Return only these lines: the one that contains "What data populates" and every line after it through the end of the listing, exactly, without pictures.

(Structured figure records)
— START —

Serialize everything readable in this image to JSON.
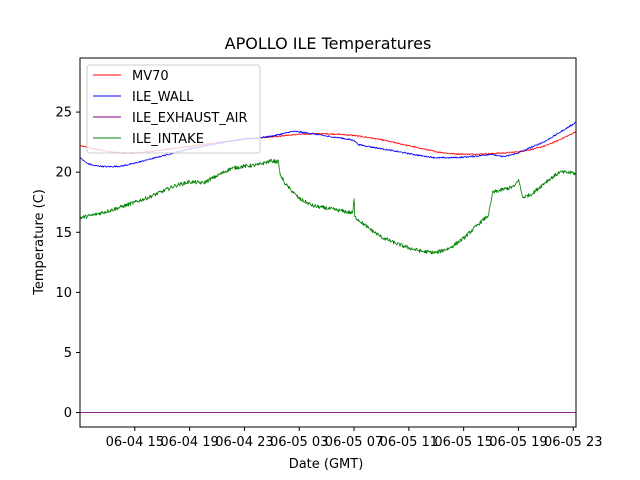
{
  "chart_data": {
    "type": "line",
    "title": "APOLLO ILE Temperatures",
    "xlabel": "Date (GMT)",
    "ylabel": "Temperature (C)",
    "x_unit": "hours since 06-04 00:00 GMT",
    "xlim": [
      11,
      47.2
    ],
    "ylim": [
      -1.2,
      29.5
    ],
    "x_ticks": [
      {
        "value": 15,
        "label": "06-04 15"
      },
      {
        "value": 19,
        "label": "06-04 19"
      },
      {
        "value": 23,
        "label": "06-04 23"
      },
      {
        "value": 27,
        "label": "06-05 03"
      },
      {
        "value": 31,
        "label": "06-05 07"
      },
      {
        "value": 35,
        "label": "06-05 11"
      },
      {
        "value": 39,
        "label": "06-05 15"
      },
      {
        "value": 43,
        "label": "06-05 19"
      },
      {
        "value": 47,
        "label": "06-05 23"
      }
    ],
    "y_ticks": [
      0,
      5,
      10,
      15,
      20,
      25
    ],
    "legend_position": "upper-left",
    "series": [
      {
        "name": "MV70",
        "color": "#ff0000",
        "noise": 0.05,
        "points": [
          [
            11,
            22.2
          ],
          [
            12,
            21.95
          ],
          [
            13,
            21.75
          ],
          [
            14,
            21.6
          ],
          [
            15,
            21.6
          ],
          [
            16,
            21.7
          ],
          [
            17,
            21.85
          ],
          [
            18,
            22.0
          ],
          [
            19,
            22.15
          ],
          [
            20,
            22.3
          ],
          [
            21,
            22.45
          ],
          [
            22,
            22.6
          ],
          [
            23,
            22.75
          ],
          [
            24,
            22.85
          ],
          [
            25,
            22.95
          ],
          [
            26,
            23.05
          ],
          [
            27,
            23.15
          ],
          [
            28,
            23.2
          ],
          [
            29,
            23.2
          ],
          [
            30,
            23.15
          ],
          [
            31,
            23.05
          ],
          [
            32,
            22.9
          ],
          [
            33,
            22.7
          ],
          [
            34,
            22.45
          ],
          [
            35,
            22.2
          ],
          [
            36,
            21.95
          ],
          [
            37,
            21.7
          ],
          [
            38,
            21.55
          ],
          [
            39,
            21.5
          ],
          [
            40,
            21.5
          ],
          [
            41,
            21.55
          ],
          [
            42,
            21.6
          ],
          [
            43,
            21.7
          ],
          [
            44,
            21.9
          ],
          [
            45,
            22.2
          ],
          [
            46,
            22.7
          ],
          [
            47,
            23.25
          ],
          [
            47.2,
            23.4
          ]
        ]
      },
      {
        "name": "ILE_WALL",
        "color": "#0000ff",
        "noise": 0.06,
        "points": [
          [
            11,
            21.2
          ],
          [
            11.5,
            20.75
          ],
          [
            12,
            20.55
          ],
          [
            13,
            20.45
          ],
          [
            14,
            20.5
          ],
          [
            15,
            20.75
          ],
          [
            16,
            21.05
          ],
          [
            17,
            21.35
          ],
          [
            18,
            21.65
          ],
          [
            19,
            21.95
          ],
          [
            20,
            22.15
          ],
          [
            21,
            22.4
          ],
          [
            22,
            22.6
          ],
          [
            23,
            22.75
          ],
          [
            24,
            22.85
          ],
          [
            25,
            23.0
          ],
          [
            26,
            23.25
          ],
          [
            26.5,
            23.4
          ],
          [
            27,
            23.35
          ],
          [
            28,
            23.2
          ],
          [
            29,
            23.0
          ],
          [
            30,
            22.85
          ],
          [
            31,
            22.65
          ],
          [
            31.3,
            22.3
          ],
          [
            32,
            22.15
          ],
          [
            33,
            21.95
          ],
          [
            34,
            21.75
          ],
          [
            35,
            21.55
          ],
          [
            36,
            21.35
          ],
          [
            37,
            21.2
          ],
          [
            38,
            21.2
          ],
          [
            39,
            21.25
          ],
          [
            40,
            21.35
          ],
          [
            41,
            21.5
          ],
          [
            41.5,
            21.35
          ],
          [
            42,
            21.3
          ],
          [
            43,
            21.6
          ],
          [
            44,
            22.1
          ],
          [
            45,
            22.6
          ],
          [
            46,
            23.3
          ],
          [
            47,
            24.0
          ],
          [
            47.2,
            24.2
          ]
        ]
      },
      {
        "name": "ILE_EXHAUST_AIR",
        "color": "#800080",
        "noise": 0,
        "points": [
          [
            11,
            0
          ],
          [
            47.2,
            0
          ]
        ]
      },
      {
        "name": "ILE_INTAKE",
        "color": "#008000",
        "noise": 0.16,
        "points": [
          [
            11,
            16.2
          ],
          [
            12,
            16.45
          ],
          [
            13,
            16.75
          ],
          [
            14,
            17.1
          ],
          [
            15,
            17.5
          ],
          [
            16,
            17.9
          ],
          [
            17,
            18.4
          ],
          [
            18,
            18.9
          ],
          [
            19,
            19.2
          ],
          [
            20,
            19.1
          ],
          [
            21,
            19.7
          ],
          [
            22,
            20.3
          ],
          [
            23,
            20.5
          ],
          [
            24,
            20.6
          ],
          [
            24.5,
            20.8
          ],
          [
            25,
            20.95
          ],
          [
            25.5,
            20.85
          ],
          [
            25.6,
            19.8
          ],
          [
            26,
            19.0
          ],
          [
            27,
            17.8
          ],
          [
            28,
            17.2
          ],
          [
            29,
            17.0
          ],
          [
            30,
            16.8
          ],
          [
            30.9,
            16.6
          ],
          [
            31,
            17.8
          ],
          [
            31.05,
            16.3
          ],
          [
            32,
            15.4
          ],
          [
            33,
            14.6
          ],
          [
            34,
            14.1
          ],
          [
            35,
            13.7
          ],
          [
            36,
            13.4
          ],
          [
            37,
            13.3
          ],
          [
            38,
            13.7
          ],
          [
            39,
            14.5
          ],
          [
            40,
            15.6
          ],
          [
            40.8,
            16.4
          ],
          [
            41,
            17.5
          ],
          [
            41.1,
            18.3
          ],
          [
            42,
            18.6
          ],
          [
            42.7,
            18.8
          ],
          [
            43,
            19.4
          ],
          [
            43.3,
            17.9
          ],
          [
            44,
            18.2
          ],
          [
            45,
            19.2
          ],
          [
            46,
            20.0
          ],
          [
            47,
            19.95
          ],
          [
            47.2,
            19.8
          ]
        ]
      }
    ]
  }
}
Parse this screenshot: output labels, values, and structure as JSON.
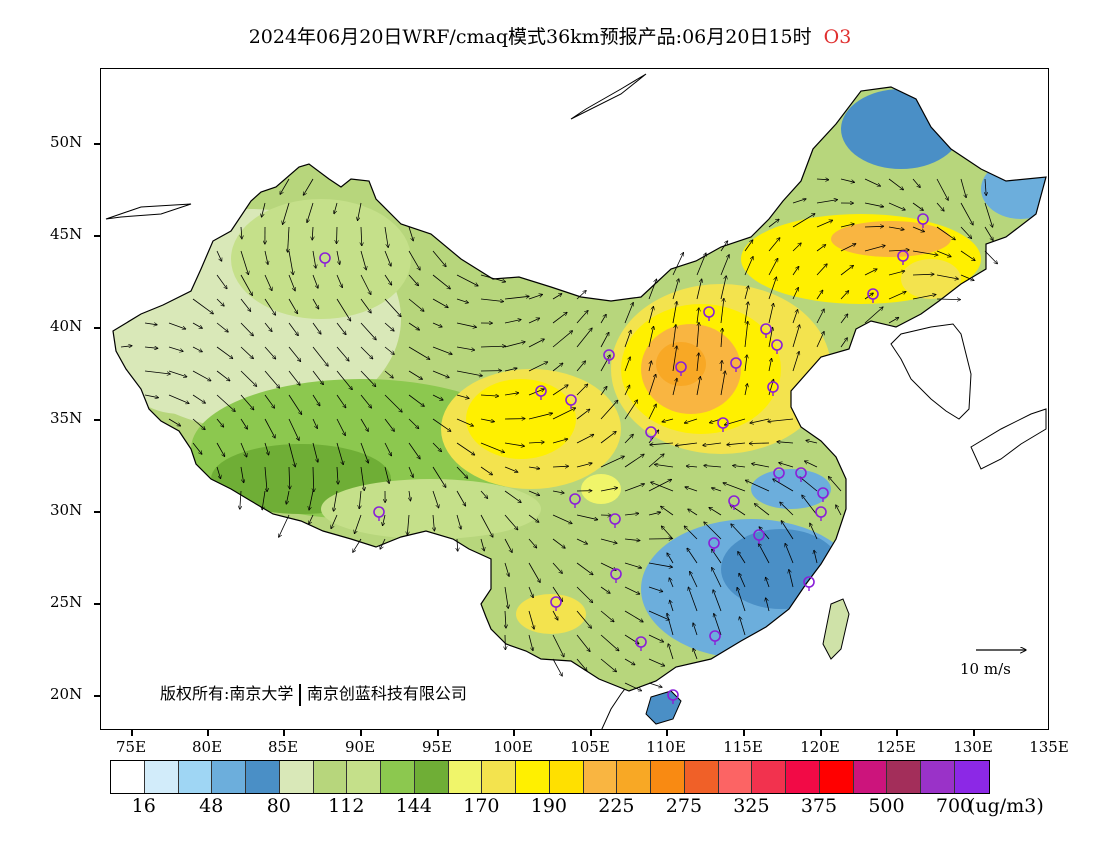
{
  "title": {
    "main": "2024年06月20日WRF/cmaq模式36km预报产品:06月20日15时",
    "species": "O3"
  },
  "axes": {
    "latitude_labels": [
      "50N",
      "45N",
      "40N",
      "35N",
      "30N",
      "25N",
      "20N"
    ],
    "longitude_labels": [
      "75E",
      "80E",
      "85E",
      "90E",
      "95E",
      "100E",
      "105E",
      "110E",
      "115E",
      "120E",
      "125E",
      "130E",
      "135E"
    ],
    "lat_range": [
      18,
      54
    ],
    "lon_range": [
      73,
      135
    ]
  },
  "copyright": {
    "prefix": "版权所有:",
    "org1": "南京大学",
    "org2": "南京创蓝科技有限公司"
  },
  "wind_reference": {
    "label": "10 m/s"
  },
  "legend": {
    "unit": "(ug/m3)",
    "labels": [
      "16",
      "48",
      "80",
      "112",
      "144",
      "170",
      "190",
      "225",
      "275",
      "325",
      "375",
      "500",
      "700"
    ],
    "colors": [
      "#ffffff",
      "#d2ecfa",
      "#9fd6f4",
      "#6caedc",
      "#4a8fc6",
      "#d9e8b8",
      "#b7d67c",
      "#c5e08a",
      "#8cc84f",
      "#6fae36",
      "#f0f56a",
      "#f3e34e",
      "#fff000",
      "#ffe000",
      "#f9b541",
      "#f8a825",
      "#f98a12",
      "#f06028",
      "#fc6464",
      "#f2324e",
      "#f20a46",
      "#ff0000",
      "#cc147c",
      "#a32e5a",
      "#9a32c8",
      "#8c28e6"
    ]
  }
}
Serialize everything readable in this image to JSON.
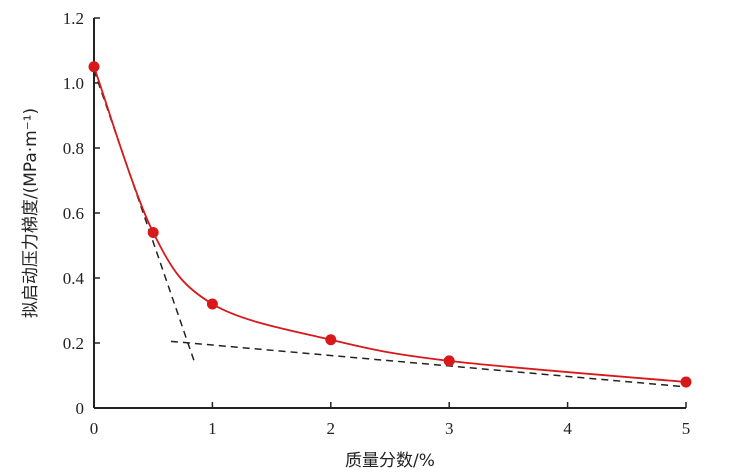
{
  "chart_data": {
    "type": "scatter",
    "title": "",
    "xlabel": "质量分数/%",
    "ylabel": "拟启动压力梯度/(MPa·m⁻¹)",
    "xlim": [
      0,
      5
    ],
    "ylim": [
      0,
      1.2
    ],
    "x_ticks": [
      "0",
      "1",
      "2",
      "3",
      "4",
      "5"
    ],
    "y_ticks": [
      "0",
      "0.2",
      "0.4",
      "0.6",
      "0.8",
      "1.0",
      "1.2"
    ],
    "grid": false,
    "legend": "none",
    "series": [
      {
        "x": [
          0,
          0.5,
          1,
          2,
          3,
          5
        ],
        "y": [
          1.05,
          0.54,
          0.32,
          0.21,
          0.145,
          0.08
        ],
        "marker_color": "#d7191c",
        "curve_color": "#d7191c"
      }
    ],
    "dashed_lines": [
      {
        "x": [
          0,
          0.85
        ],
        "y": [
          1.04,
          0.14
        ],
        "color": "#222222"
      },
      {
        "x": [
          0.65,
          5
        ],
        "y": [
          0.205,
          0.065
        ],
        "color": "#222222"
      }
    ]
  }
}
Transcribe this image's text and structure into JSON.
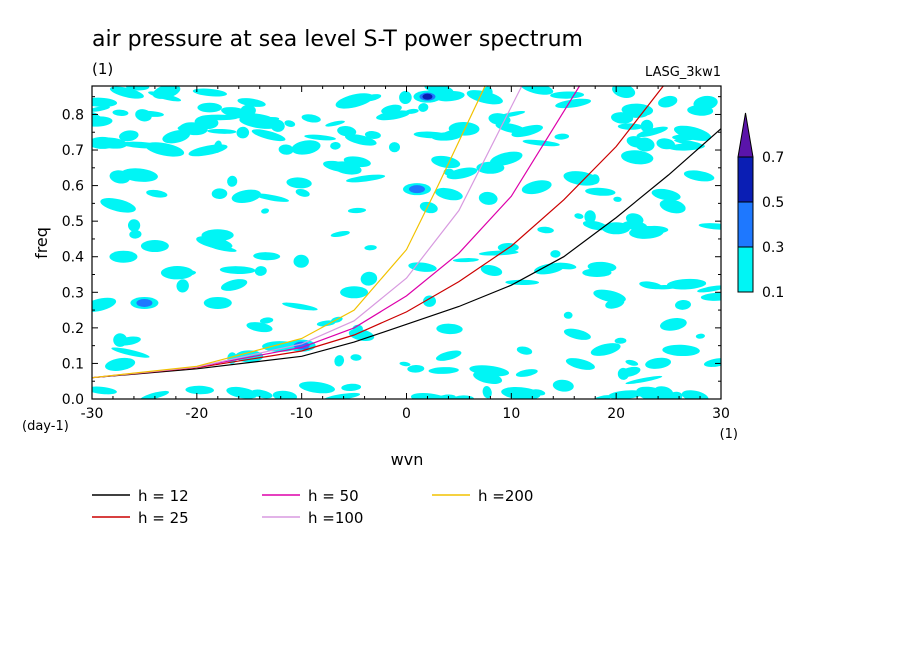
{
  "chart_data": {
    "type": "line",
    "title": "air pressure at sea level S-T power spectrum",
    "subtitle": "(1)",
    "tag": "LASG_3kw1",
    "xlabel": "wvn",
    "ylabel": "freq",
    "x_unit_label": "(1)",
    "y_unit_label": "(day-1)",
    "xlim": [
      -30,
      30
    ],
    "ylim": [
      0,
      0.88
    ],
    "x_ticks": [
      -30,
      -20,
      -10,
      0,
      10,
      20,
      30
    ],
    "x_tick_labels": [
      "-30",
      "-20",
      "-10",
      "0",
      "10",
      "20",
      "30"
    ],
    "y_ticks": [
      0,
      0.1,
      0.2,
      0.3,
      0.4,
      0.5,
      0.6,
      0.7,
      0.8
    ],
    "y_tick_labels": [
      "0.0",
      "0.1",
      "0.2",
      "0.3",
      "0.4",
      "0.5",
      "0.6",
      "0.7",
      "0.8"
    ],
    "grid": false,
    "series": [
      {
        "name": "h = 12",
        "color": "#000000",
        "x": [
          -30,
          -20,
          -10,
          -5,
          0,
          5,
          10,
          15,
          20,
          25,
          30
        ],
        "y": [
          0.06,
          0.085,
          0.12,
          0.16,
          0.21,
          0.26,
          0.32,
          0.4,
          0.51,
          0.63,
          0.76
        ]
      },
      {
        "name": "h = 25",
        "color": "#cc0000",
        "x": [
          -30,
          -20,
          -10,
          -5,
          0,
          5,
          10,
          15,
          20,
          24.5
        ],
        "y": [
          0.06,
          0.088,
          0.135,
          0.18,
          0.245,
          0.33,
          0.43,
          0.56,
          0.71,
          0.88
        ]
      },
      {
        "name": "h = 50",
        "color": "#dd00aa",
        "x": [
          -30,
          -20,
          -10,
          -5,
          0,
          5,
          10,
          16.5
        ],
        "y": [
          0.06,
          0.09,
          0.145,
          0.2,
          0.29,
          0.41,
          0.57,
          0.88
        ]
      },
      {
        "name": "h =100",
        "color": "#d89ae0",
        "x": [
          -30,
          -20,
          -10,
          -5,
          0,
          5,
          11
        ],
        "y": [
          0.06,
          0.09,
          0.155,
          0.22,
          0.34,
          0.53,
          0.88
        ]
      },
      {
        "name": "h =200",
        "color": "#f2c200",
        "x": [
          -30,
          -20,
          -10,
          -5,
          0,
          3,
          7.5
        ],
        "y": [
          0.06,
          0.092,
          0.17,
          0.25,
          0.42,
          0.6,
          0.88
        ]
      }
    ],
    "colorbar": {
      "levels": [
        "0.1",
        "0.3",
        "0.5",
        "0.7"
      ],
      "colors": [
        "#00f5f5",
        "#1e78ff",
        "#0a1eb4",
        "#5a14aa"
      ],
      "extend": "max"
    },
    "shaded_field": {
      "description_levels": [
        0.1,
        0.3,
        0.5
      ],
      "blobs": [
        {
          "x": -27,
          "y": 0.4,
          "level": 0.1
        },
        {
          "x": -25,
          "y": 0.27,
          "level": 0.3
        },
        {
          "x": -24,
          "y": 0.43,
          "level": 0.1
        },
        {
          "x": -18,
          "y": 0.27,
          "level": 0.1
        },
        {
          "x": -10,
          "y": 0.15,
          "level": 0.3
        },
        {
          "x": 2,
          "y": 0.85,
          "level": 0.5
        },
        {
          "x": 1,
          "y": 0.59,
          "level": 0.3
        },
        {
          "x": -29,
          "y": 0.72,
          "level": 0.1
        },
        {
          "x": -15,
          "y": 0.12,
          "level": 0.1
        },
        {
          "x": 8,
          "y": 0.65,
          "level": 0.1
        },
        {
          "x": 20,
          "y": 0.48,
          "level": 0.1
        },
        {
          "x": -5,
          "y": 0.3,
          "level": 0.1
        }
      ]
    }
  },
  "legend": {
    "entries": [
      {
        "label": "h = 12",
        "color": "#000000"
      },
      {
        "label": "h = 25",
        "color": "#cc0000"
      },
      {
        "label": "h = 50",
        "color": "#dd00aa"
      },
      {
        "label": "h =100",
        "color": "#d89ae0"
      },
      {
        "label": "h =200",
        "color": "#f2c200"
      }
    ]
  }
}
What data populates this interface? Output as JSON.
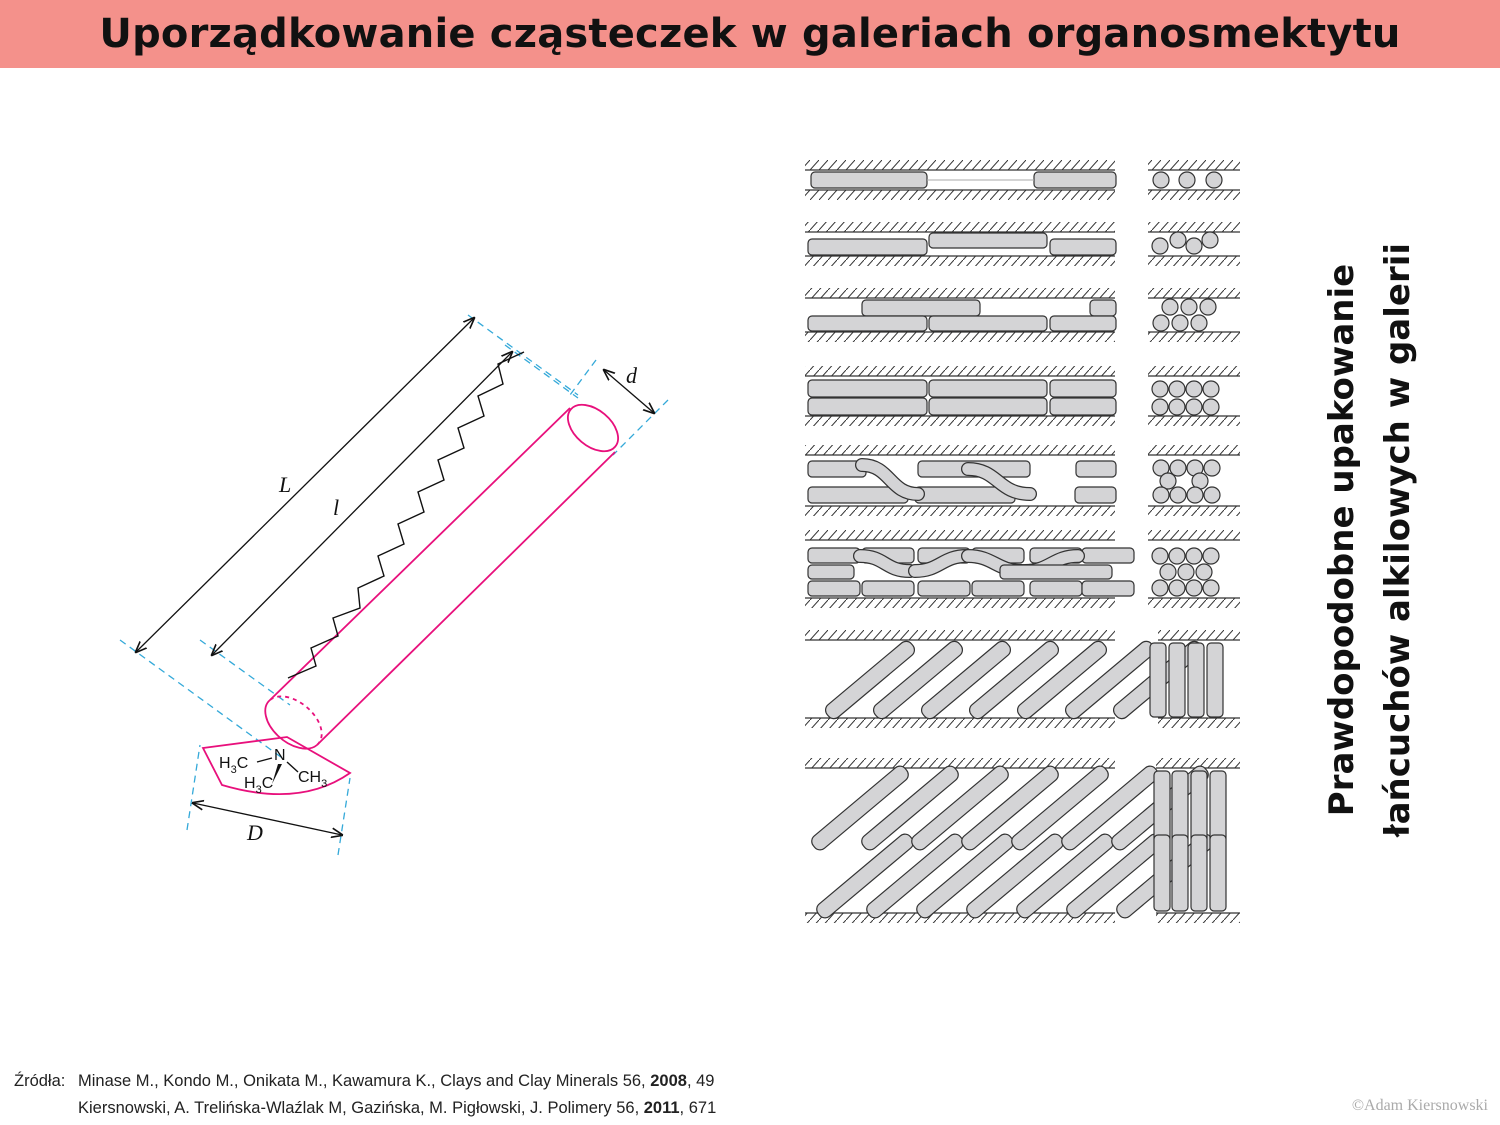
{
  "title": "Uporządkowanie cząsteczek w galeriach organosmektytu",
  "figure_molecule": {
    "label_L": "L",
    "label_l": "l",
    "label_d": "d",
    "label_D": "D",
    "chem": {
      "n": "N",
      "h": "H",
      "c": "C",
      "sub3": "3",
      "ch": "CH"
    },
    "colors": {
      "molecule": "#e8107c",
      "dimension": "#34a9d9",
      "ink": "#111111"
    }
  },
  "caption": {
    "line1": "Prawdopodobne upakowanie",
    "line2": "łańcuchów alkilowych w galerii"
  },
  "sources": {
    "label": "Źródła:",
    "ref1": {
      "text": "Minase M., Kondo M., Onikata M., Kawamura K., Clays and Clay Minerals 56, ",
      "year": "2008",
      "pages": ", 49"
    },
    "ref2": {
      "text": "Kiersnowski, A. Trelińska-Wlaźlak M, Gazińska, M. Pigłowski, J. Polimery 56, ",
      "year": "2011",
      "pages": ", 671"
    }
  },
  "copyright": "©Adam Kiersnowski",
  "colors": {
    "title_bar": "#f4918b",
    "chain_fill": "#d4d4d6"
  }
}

— END —

Answer for the task:
What data populates this interface? Output as JSON.
{
  "title": "Uporządkowanie cząsteczek w galeriach organosmektytu",
  "figure_molecule": {
    "label_L": "L",
    "label_l": "l",
    "label_d": "d",
    "label_D": "D",
    "chem": {
      "n": "N",
      "h": "H",
      "c": "C",
      "sub3": "3",
      "ch": "CH"
    },
    "colors": {
      "molecule": "#e8107c",
      "dimension": "#34a9d9",
      "ink": "#111111"
    }
  },
  "caption": {
    "line1": "Prawdopodobne upakowanie",
    "line2": "łańcuchów alkilowych w galerii"
  },
  "sources": {
    "label": "Źródła:",
    "ref1": {
      "text": "Minase M., Kondo M., Onikata M., Kawamura K., Clays and Clay Minerals 56, ",
      "year": "2008",
      "pages": ", 49"
    },
    "ref2": {
      "text": "Kiersnowski, A. Trelińska-Wlaźlak M, Gazińska, M. Pigłowski, J. Polimery 56, ",
      "year": "2011",
      "pages": ", 671"
    }
  },
  "copyright": "©Adam Kiersnowski",
  "colors": {
    "title_bar": "#f4918b",
    "chain_fill": "#d4d4d6"
  }
}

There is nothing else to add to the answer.